EXERCISE DESCRIPTION:
Read through the records below and copy each line that uses the word "potentiel".

MATERIAL TO PROCESS:
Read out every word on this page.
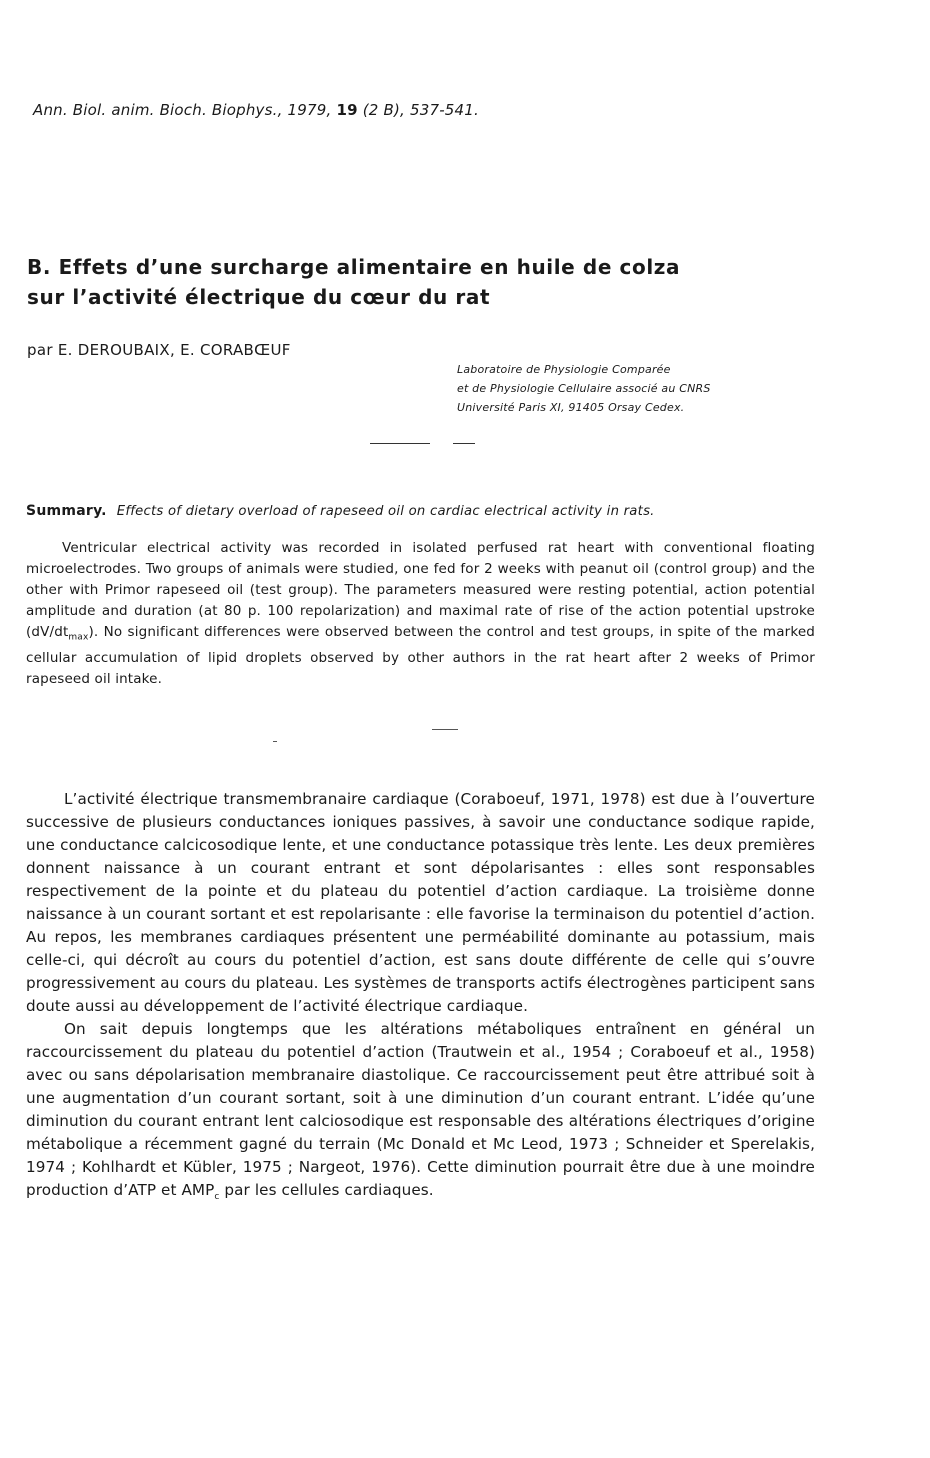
Ann. Biol. anim. Bioch. Biophys., 1979, 19 (2 B), 537-541.
B. Effets d’une surcharge alimentaire en huile de colza
sur l’activité électrique du cœur du rat
par E. DEROUBAIX, E. CORABŒUF
Laboratoire de Physiologie Comparée
et de Physiologie Cellulaire associé au CNRS
Université Paris XI, 91405 Orsay Cedex.
Summary. Effects of dietary overload of rapeseed oil on cardiac electrical activity in rats.

Ventricular electrical activity was recorded in isolated perfused rat heart with conventional floating microelectrodes. Two groups of animals were studied, one fed for 2 weeks with peanut oil (control group) and the other with Primor rapeseed oil (test group). The parameters measured were resting potential, action potential amplitude and duration (at 80 p. 100 repolarization) and maximal rate of rise of the action potential upstroke $(dV/dt_{max})$. No significant differences were observed between the control and test groups, in spite of the marked cellular accumulation of lipid droplets observed by other authors in the rat heart after 2 weeks of Primor rapeseed oil intake.

L’activité électrique transmembranaire cardiaque (Coraboeuf, 1971, 1978) est due à l’ouverture successive de plusieurs conductances ioniques passives, à savoir une conductance sodique rapide, une conductance calcicosodique lente, et une conductance potassique très lente. Les deux premières donnent naissance à un courant entrant et sont dépolarisantes : elles sont responsables respectivement de la pointe et du plateau du potentiel d’action cardiaque. La troisième donne naissance à un courant sortant et est repolarisante : elle favorise la terminaison du potentiel d’action. Au repos, les membranes cardiaques présentent une perméabilité dominante au potassium, mais celle-ci, qui décroît au cours du potentiel d’action, est sans doute différente de celle qui s’ouvre progressivement au cours du plateau. Les systèmes de transports actifs électrogènes participent sans doute aussi au développement de l’activité électrique cardiaque.

On sait depuis longtemps que les altérations métaboliques entraînent en général un raccourcissement du plateau du potentiel d’action (Trautwein et al., 1954 ; Coraboeuf et al., 1958) avec ou sans dépolarisation membranaire diastolique. Ce raccourcissement peut être attribué soit à une augmentation d’un courant sortant, soit à une diminution d’un courant entrant. L’idée qu’une diminution du courant entrant lent calciosodique est responsable des altérations électriques d’origine métabolique a récemment gagné du terrain (Mc Donald et Mc Leod, 1973 ; Schneider et Sperelakis, 1974 ; Kohlhardt et Kübler, 1975 ; Nargeot, 1976). Cette diminution pourrait être due à une moindre production d’ATP et $AMP_c$ par les cellules cardiaques.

FINAL RESULT:
L’activité électrique transmembranaire cardiaque (Coraboeuf, 1971, 1978) est due à l’ouverture successive de plusieurs conductances ioniques passives, à savoir une conductance sodique rapide, une conductance calcicosodique lente, et une conductance potassique très lente. Les deux premières donnent naissance à un courant entrant et sont dépolarisantes : elles sont responsables respectivement de la pointe et du plateau du potentiel d’action cardiaque. La troisième donne naissance à un courant sortant et est repolarisante : elle favorise la terminaison du potentiel d’action. Au repos, les membranes cardiaques présentent une perméabilité dominante au potassium, mais celle-ci, qui décroît au cours du potentiel d’action, est sans doute différente de celle qui s’ouvre progressivement au cours du plateau. Les systèmes de transports actifs électrogènes participent sans doute aussi au développement de l’activité électrique cardiaque.
On sait depuis longtemps que les altérations métaboliques entraînent en général un raccourcissement du plateau du potentiel d’action (Trautwein et al., 1954 ; Coraboeuf et al., 1958) avec ou sans dépolarisation membranaire diastolique. Ce raccourcissement peut être attribué soit à une augmentation d’un courant sortant, soit à une diminution d’un courant entrant. L’idée qu’une diminution du courant entrant lent calciosodique est responsable des altérations électriques d’origine métabolique a récemment gagné du terrain (Mc Donald et Mc Leod, 1973 ; Schneider et Sperelakis, 1974 ; Kohlhardt et Kübler, 1975 ; Nargeot, 1976). Cette diminution pourrait être due à une moindre production d’ATP et $AMP_c$ par les cellules cardiaques.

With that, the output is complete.